Scan the data below and pick out the lines containing the word "home".

Items from a data source —
Content starts

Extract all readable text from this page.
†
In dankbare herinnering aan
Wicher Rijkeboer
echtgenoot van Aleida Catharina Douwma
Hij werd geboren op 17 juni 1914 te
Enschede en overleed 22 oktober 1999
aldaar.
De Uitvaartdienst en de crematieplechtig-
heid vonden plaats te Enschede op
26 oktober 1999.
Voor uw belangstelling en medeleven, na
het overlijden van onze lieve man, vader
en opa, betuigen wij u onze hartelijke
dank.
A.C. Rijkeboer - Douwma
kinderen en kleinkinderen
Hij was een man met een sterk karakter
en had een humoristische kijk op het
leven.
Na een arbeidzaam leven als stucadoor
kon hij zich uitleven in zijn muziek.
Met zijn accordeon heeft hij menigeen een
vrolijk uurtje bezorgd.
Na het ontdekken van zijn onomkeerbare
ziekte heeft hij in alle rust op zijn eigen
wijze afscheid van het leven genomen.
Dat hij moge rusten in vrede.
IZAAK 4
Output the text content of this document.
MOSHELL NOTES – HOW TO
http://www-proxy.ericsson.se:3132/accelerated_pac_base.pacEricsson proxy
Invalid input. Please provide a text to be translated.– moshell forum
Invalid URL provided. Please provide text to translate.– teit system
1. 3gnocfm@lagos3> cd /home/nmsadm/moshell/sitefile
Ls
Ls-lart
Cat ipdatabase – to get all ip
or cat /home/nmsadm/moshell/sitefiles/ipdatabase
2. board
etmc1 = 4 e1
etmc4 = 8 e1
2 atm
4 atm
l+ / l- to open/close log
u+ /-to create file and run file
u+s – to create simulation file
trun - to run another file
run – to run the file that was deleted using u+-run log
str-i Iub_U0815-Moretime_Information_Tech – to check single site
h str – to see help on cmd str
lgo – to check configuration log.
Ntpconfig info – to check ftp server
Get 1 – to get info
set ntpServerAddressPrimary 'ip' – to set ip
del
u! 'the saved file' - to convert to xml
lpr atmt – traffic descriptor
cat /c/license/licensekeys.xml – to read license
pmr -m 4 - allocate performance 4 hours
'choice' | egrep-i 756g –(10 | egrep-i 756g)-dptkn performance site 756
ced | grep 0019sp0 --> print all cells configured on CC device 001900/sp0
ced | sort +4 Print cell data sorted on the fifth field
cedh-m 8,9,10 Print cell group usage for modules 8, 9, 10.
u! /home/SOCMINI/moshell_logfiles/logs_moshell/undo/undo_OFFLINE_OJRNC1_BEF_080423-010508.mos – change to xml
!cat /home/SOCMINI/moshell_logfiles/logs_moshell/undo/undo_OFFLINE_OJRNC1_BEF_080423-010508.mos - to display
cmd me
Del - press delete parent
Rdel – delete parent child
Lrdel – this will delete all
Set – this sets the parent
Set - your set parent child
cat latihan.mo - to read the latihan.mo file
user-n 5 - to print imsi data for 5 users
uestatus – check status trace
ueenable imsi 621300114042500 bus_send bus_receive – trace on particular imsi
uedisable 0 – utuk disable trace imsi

Content ends

Answer below —
1. 3gnocfm@lagos3> cd /home/nmsadm/moshell/sitefile
or cat /home/nmsadm/moshell/sitefiles/ipdatabase
u! /home/SOCMINI/moshell_logfiles/logs_moshell/undo/undo_OFFLINE_OJRNC1_BEF_080423-010508.mos – change to xml
!cat /home/SOCMINI/moshell_logfiles/logs_moshell/undo/undo_OFFLINE_OJRNC1_BEF_080423-010508.mos - to display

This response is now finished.